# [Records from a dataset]
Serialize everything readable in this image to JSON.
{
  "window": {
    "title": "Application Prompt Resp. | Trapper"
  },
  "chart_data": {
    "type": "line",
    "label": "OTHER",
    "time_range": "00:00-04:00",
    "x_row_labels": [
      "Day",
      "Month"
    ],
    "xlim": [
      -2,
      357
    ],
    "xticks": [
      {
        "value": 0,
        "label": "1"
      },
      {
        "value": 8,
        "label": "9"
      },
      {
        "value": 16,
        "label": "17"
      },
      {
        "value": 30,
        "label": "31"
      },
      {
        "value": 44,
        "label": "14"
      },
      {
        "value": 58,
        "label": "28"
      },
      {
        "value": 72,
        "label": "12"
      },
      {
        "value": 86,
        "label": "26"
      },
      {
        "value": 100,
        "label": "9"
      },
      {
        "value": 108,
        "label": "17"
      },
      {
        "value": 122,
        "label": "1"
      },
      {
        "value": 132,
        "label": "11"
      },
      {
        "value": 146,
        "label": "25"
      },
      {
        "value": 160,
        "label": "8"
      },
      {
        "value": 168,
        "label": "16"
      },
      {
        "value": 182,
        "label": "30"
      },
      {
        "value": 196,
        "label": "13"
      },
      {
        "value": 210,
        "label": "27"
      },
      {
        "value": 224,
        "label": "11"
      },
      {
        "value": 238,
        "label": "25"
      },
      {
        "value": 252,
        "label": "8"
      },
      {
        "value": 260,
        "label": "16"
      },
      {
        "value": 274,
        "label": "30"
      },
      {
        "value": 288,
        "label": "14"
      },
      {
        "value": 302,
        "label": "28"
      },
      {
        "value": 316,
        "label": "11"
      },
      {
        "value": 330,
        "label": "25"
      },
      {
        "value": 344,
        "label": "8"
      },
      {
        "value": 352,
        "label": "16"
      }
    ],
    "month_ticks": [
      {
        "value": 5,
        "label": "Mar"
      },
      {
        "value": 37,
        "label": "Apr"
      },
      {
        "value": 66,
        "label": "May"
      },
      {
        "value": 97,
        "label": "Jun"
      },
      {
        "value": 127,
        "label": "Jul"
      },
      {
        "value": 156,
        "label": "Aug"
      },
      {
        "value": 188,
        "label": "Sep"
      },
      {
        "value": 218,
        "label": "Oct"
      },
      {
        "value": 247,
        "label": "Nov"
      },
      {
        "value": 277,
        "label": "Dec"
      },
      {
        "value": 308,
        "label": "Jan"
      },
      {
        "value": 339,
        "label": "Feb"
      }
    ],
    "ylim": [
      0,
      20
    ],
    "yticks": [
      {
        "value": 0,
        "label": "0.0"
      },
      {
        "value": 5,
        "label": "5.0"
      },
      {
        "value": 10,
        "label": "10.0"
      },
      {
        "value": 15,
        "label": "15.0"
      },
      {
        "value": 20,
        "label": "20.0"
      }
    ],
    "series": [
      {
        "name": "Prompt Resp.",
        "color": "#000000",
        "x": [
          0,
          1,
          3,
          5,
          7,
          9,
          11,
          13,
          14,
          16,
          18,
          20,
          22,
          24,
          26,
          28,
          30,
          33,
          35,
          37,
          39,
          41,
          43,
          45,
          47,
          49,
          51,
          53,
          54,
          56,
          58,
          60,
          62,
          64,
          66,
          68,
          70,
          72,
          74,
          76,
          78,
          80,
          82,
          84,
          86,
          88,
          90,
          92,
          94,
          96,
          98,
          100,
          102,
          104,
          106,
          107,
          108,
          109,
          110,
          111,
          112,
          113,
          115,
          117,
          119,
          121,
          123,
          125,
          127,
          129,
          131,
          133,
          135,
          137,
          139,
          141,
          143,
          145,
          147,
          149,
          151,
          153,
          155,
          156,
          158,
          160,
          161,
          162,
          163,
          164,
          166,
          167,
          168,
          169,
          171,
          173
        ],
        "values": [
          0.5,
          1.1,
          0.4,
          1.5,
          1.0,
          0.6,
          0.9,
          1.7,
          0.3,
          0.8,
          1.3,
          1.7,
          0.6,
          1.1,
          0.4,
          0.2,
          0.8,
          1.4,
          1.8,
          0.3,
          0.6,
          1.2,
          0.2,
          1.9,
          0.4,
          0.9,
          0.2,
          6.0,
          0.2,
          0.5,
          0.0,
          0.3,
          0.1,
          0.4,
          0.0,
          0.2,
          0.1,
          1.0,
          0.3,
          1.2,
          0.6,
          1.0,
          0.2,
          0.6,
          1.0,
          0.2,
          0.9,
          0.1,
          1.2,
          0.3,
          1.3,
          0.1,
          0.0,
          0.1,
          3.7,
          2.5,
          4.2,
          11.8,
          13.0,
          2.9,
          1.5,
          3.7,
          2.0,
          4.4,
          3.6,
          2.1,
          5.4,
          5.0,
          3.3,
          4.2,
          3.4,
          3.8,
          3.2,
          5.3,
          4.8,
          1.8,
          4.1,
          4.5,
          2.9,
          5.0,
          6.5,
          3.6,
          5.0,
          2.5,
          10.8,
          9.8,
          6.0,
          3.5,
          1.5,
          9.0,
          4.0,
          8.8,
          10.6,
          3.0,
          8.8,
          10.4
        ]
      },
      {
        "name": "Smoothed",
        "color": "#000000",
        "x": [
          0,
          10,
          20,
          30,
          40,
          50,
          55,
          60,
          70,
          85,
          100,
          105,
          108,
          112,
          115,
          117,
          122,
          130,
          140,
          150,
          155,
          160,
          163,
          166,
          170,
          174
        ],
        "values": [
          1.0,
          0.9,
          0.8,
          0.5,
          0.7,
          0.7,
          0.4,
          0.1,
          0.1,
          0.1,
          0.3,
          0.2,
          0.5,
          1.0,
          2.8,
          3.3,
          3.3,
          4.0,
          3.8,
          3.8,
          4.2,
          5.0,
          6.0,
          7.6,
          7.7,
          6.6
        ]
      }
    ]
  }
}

# [TASK TO COMPLETE]
The entries above must be returned in full, exactly as shown.

# [RESULT FOR THIS EXERCISE]
Serialize everything readable in this image to JSON.
{
  "window": {
    "title": "Application Prompt Resp. | Trapper"
  },
  "chart_data": {
    "type": "line",
    "label": "OTHER",
    "time_range": "00:00-04:00",
    "x_row_labels": [
      "Day",
      "Month"
    ],
    "xlim": [
      -2,
      357
    ],
    "xticks": [
      {
        "value": 0,
        "label": "1"
      },
      {
        "value": 8,
        "label": "9"
      },
      {
        "value": 16,
        "label": "17"
      },
      {
        "value": 30,
        "label": "31"
      },
      {
        "value": 44,
        "label": "14"
      },
      {
        "value": 58,
        "label": "28"
      },
      {
        "value": 72,
        "label": "12"
      },
      {
        "value": 86,
        "label": "26"
      },
      {
        "value": 100,
        "label": "9"
      },
      {
        "value": 108,
        "label": "17"
      },
      {
        "value": 122,
        "label": "1"
      },
      {
        "value": 132,
        "label": "11"
      },
      {
        "value": 146,
        "label": "25"
      },
      {
        "value": 160,
        "label": "8"
      },
      {
        "value": 168,
        "label": "16"
      },
      {
        "value": 182,
        "label": "30"
      },
      {
        "value": 196,
        "label": "13"
      },
      {
        "value": 210,
        "label": "27"
      },
      {
        "value": 224,
        "label": "11"
      },
      {
        "value": 238,
        "label": "25"
      },
      {
        "value": 252,
        "label": "8"
      },
      {
        "value": 260,
        "label": "16"
      },
      {
        "value": 274,
        "label": "30"
      },
      {
        "value": 288,
        "label": "14"
      },
      {
        "value": 302,
        "label": "28"
      },
      {
        "value": 316,
        "label": "11"
      },
      {
        "value": 330,
        "label": "25"
      },
      {
        "value": 344,
        "label": "8"
      },
      {
        "value": 352,
        "label": "16"
      }
    ],
    "month_ticks": [
      {
        "value": 5,
        "label": "Mar"
      },
      {
        "value": 37,
        "label": "Apr"
      },
      {
        "value": 66,
        "label": "May"
      },
      {
        "value": 97,
        "label": "Jun"
      },
      {
        "value": 127,
        "label": "Jul"
      },
      {
        "value": 156,
        "label": "Aug"
      },
      {
        "value": 188,
        "label": "Sep"
      },
      {
        "value": 218,
        "label": "Oct"
      },
      {
        "value": 247,
        "label": "Nov"
      },
      {
        "value": 277,
        "label": "Dec"
      },
      {
        "value": 308,
        "label": "Jan"
      },
      {
        "value": 339,
        "label": "Feb"
      }
    ],
    "ylim": [
      0,
      20
    ],
    "yticks": [
      {
        "value": 0,
        "label": "0.0"
      },
      {
        "value": 5,
        "label": "5.0"
      },
      {
        "value": 10,
        "label": "10.0"
      },
      {
        "value": 15,
        "label": "15.0"
      },
      {
        "value": 20,
        "label": "20.0"
      }
    ],
    "series": [
      {
        "name": "Prompt Resp.",
        "color": "#000000",
        "x": [
          0,
          1,
          3,
          5,
          7,
          9,
          11,
          13,
          14,
          16,
          18,
          20,
          22,
          24,
          26,
          28,
          30,
          33,
          35,
          37,
          39,
          41,
          43,
          45,
          47,
          49,
          51,
          53,
          54,
          56,
          58,
          60,
          62,
          64,
          66,
          68,
          70,
          72,
          74,
          76,
          78,
          80,
          82,
          84,
          86,
          88,
          90,
          92,
          94,
          96,
          98,
          100,
          102,
          104,
          106,
          107,
          108,
          109,
          110,
          111,
          112,
          113,
          115,
          117,
          119,
          121,
          123,
          125,
          127,
          129,
          131,
          133,
          135,
          137,
          139,
          141,
          143,
          145,
          147,
          149,
          151,
          153,
          155,
          156,
          158,
          160,
          161,
          162,
          163,
          164,
          166,
          167,
          168,
          169,
          171,
          173
        ],
        "values": [
          0.5,
          1.1,
          0.4,
          1.5,
          1.0,
          0.6,
          0.9,
          1.7,
          0.3,
          0.8,
          1.3,
          1.7,
          0.6,
          1.1,
          0.4,
          0.2,
          0.8,
          1.4,
          1.8,
          0.3,
          0.6,
          1.2,
          0.2,
          1.9,
          0.4,
          0.9,
          0.2,
          6.0,
          0.2,
          0.5,
          0.0,
          0.3,
          0.1,
          0.4,
          0.0,
          0.2,
          0.1,
          1.0,
          0.3,
          1.2,
          0.6,
          1.0,
          0.2,
          0.6,
          1.0,
          0.2,
          0.9,
          0.1,
          1.2,
          0.3,
          1.3,
          0.1,
          0.0,
          0.1,
          3.7,
          2.5,
          4.2,
          11.8,
          13.0,
          2.9,
          1.5,
          3.7,
          2.0,
          4.4,
          3.6,
          2.1,
          5.4,
          5.0,
          3.3,
          4.2,
          3.4,
          3.8,
          3.2,
          5.3,
          4.8,
          1.8,
          4.1,
          4.5,
          2.9,
          5.0,
          6.5,
          3.6,
          5.0,
          2.5,
          10.8,
          9.8,
          6.0,
          3.5,
          1.5,
          9.0,
          4.0,
          8.8,
          10.6,
          3.0,
          8.8,
          10.4
        ]
      },
      {
        "name": "Smoothed",
        "color": "#000000",
        "x": [
          0,
          10,
          20,
          30,
          40,
          50,
          55,
          60,
          70,
          85,
          100,
          105,
          108,
          112,
          115,
          117,
          122,
          130,
          140,
          150,
          155,
          160,
          163,
          166,
          170,
          174
        ],
        "values": [
          1.0,
          0.9,
          0.8,
          0.5,
          0.7,
          0.7,
          0.4,
          0.1,
          0.1,
          0.1,
          0.3,
          0.2,
          0.5,
          1.0,
          2.8,
          3.3,
          3.3,
          4.0,
          3.8,
          3.8,
          4.2,
          5.0,
          6.0,
          7.6,
          7.7,
          6.6
        ]
      }
    ]
  }
}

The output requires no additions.